_What to produce_:
Among the lines below, list those containing the string "screenshot".

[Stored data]
^^^^^^^^
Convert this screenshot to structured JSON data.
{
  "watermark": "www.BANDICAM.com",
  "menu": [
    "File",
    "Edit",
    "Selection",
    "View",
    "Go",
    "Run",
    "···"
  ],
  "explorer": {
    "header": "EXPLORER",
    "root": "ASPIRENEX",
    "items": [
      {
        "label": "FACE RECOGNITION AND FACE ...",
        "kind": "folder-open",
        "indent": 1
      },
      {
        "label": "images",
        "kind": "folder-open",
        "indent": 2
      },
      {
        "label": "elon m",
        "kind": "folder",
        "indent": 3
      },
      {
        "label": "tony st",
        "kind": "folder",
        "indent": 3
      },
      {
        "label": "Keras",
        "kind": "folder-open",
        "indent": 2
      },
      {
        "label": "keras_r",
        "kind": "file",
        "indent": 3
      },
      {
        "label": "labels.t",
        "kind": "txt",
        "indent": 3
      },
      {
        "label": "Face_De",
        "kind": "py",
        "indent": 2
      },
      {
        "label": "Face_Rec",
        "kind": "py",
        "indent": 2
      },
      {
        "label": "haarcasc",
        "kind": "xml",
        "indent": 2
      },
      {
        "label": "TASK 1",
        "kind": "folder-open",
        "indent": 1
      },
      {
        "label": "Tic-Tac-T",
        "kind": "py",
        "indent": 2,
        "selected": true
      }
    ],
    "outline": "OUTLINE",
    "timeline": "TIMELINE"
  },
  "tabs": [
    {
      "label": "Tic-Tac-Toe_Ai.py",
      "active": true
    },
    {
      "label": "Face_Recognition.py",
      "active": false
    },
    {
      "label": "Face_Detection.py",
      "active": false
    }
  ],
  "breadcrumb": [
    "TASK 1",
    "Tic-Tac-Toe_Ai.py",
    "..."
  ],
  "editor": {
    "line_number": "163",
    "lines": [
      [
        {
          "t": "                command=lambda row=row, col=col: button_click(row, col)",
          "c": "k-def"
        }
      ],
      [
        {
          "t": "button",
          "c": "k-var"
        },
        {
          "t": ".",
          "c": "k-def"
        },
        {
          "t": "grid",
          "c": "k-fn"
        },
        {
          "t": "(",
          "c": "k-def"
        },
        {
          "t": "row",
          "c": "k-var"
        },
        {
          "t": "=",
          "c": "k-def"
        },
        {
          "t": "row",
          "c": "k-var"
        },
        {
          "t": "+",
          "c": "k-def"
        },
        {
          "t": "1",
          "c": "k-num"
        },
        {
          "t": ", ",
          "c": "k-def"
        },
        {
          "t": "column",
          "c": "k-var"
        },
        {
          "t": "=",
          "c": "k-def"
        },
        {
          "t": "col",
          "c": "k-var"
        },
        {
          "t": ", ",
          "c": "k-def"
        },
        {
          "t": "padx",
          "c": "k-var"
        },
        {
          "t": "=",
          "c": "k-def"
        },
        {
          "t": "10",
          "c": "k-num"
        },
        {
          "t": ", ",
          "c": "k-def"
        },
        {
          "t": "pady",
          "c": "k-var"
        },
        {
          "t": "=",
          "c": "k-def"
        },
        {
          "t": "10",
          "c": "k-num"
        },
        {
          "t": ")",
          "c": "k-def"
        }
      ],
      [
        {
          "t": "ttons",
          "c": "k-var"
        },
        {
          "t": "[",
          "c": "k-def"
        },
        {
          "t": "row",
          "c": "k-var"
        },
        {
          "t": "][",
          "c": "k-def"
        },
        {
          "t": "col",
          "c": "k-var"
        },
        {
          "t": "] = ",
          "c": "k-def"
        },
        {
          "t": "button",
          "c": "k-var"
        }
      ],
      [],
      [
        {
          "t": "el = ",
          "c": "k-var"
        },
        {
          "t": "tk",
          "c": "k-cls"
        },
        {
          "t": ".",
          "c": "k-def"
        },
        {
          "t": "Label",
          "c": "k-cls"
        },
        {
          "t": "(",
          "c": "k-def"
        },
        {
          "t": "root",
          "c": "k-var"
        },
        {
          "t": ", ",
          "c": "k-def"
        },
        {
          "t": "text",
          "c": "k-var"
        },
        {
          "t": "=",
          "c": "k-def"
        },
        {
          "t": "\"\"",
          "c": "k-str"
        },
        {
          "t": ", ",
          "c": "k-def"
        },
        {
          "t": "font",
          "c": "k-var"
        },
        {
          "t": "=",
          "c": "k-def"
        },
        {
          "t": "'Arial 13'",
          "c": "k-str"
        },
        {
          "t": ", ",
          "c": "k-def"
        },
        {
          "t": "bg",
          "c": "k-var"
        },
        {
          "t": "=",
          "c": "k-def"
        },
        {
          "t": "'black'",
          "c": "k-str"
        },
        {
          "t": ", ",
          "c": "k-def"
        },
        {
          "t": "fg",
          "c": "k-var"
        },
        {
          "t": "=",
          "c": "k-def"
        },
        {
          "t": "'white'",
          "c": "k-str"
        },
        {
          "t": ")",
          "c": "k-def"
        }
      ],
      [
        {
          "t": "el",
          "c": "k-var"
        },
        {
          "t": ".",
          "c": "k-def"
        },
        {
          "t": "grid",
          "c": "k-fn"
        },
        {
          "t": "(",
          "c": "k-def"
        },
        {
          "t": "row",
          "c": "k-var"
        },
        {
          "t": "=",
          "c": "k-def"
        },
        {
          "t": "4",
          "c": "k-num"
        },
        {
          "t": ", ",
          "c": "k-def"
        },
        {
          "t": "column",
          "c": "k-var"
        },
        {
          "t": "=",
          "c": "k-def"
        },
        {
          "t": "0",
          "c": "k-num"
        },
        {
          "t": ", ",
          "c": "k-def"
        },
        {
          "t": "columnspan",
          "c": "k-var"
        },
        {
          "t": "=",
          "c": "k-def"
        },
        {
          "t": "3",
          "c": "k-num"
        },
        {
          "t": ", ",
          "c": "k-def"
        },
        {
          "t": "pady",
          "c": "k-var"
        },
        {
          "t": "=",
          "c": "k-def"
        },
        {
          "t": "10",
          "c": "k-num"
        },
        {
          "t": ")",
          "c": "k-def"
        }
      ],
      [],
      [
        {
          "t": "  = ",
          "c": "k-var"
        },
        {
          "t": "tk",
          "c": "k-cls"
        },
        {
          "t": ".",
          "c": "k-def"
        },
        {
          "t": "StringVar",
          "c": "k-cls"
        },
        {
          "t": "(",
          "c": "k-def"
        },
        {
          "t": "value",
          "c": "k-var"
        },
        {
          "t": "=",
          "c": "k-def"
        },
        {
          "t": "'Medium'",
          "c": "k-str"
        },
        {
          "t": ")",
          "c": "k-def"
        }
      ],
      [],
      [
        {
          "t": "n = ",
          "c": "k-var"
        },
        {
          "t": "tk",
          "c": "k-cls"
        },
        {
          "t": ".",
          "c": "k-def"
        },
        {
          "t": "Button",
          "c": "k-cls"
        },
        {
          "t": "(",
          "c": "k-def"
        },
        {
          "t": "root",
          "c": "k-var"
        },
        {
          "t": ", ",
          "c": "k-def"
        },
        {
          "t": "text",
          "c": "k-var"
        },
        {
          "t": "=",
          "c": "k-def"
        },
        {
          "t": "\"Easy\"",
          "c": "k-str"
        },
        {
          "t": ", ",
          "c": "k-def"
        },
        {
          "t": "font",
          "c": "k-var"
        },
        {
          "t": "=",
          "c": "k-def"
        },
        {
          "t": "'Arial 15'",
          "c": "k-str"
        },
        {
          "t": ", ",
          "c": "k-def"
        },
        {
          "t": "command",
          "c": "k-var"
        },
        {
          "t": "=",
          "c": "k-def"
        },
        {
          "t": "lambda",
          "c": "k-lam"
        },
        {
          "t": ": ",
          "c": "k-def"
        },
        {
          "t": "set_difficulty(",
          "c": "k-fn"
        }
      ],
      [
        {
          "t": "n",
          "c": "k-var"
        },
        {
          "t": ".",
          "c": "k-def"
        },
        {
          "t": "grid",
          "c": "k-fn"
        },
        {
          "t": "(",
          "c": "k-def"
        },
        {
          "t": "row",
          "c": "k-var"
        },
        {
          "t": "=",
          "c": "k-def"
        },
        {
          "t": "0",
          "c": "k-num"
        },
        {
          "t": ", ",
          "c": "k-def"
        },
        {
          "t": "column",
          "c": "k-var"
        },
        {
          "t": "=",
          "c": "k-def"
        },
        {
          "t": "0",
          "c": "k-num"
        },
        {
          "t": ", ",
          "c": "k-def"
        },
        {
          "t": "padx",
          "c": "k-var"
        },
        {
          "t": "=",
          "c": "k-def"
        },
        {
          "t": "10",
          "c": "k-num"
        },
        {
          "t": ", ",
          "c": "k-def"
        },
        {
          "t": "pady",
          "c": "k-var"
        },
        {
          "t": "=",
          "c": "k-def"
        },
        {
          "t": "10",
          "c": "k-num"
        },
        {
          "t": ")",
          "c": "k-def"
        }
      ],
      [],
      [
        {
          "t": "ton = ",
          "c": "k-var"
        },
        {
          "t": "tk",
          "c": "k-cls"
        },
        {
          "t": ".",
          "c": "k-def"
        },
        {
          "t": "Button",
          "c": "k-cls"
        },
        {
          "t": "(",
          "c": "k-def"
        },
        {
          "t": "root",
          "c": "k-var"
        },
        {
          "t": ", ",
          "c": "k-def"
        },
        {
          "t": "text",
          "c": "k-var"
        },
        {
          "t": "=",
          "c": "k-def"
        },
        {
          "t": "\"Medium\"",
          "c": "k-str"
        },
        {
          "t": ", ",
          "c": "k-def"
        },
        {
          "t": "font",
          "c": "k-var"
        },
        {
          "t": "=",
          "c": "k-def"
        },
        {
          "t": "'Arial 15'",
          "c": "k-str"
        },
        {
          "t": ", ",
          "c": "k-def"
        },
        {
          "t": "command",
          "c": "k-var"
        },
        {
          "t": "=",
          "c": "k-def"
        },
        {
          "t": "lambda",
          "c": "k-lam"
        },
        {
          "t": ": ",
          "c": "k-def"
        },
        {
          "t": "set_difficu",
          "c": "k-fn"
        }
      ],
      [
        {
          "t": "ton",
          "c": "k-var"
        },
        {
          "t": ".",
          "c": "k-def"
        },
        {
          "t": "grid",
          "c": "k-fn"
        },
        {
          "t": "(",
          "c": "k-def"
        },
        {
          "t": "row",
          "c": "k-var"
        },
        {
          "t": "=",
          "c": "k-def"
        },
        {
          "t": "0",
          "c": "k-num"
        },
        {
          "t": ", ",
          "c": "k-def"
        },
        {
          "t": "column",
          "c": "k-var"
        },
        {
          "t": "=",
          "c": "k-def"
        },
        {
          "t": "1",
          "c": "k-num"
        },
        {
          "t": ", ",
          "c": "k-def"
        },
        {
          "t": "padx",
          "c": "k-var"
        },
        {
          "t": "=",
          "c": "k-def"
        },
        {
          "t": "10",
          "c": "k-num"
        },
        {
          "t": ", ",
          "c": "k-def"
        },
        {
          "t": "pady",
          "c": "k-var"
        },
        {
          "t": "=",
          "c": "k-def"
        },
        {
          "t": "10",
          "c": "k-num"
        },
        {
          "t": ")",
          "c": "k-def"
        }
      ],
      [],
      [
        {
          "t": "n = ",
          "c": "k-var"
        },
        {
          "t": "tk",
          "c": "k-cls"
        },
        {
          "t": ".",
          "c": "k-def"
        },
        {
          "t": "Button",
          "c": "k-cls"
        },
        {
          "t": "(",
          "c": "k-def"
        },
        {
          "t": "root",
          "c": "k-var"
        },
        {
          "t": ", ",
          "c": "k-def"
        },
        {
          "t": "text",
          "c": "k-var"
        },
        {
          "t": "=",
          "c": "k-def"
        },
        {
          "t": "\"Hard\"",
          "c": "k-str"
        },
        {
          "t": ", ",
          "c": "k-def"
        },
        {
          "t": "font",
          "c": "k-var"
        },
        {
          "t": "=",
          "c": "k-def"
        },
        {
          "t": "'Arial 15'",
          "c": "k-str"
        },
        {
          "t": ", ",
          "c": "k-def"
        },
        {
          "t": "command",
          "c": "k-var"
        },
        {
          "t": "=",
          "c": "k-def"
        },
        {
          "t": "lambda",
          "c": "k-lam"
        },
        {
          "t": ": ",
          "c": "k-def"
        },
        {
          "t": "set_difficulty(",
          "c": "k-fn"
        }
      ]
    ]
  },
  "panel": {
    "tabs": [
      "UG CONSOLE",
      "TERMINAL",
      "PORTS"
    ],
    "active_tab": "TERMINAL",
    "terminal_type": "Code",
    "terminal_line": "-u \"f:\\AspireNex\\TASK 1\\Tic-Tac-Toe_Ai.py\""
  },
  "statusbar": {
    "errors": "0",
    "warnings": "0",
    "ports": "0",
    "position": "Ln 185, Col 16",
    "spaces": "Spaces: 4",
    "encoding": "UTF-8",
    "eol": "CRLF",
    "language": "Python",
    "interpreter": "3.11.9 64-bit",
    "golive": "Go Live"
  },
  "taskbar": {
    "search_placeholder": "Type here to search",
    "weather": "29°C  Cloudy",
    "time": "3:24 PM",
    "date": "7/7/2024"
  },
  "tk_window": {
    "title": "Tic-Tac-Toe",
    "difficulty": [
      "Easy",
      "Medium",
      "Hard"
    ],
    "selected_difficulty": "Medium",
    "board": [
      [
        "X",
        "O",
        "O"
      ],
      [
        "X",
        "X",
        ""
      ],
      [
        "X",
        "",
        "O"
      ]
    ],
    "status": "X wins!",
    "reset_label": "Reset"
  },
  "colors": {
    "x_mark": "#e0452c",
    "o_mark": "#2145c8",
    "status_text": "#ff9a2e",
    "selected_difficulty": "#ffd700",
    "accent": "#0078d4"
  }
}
^^^^^^^^
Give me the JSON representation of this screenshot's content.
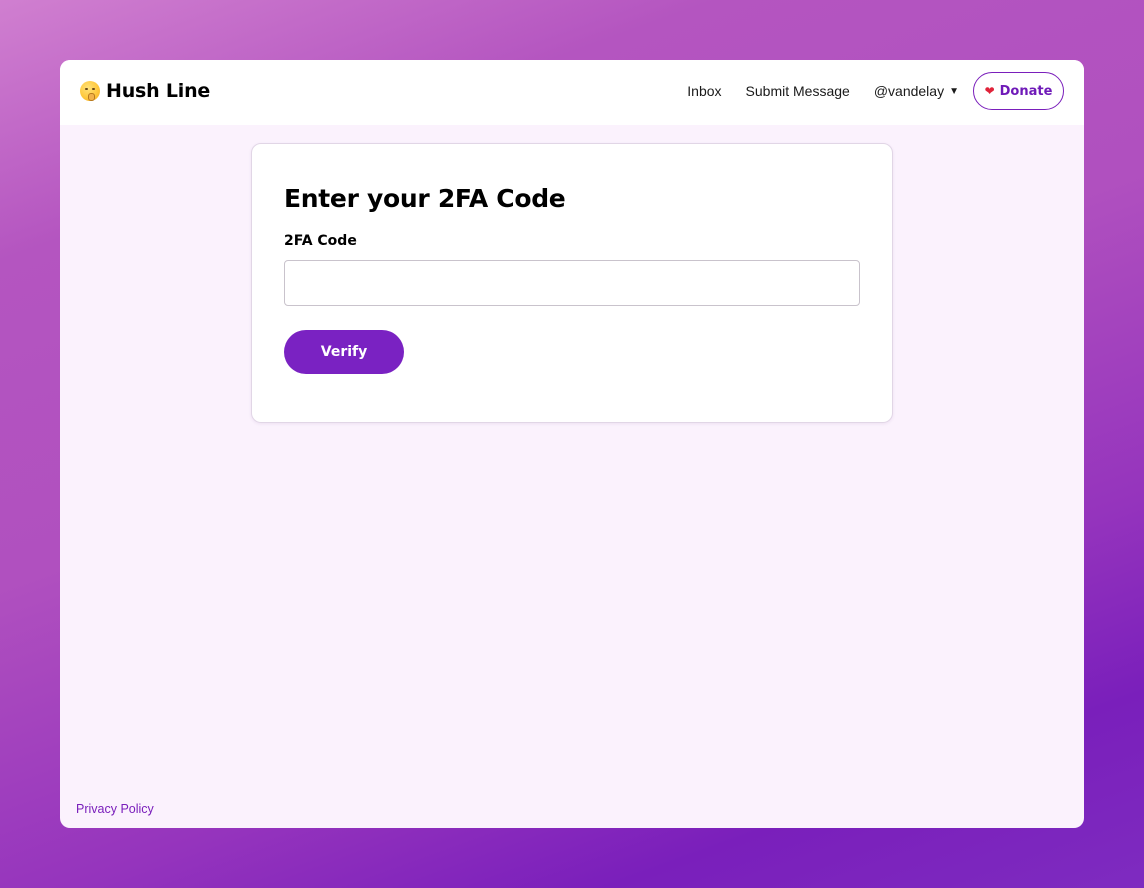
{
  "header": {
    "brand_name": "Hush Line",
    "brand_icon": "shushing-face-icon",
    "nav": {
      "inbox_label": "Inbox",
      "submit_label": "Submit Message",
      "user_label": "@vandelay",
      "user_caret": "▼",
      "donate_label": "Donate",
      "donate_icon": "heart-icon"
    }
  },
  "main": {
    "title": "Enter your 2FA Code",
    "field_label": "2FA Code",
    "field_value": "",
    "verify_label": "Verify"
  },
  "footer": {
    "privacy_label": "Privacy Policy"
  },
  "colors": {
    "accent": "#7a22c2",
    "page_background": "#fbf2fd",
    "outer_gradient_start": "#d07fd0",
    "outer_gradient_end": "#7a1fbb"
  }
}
^^^^^^^^
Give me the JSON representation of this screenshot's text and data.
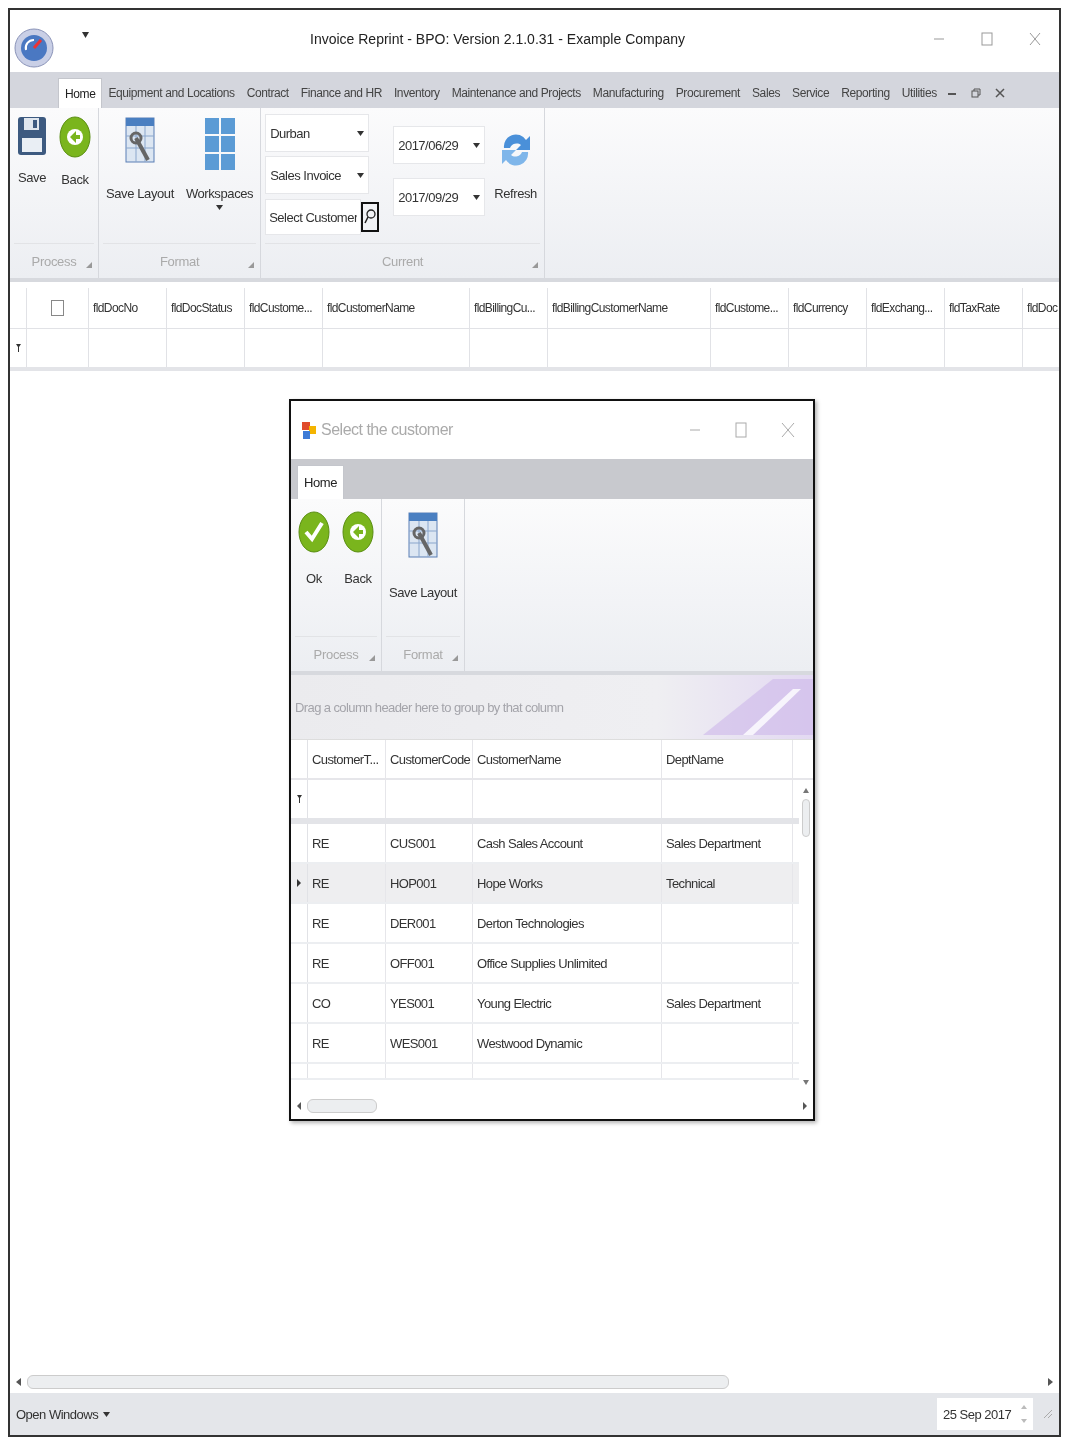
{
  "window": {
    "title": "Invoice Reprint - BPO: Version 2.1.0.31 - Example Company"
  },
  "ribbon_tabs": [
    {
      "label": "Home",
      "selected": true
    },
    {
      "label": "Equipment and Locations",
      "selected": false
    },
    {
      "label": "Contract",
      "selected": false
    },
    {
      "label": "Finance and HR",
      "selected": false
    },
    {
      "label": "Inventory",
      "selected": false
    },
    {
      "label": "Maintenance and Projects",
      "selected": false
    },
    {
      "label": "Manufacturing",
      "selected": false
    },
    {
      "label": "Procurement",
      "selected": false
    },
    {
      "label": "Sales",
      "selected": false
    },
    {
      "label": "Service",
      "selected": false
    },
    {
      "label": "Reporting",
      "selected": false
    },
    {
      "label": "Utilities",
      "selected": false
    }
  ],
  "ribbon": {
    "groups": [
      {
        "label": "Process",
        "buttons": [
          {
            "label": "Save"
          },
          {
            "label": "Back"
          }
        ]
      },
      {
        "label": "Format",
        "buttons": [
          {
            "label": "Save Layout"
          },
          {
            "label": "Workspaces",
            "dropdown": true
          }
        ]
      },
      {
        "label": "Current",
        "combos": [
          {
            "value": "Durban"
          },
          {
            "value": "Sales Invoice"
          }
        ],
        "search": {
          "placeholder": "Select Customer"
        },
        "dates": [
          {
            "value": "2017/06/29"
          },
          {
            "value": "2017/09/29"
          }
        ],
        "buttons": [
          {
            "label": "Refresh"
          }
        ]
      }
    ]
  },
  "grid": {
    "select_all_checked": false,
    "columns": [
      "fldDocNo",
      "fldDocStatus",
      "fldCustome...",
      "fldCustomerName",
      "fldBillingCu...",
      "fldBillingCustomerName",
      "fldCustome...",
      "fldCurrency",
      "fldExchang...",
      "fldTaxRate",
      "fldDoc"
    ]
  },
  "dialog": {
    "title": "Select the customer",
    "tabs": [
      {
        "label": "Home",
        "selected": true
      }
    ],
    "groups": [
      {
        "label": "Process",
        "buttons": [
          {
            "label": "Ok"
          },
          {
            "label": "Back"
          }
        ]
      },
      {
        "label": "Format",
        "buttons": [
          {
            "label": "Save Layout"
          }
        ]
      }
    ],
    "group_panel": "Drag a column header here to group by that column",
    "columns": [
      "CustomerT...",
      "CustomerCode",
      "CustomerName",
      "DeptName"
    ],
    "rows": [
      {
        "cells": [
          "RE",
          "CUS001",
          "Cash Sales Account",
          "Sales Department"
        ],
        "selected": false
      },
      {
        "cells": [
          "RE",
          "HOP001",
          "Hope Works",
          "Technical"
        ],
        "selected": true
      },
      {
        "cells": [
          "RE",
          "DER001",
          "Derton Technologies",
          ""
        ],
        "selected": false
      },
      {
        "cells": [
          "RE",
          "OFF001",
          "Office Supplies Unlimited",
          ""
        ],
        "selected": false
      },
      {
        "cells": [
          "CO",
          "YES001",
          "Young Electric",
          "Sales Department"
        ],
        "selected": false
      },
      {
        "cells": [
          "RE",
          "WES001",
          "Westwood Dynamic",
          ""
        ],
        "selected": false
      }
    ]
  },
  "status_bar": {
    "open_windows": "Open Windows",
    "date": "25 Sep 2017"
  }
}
^^^^^^^^
_Solved problem_:
Convert this screenshot to structured JSON data.
Give me the JSON representation of this screenshot's content.
Give me the JSON representation of this screenshot's text and data.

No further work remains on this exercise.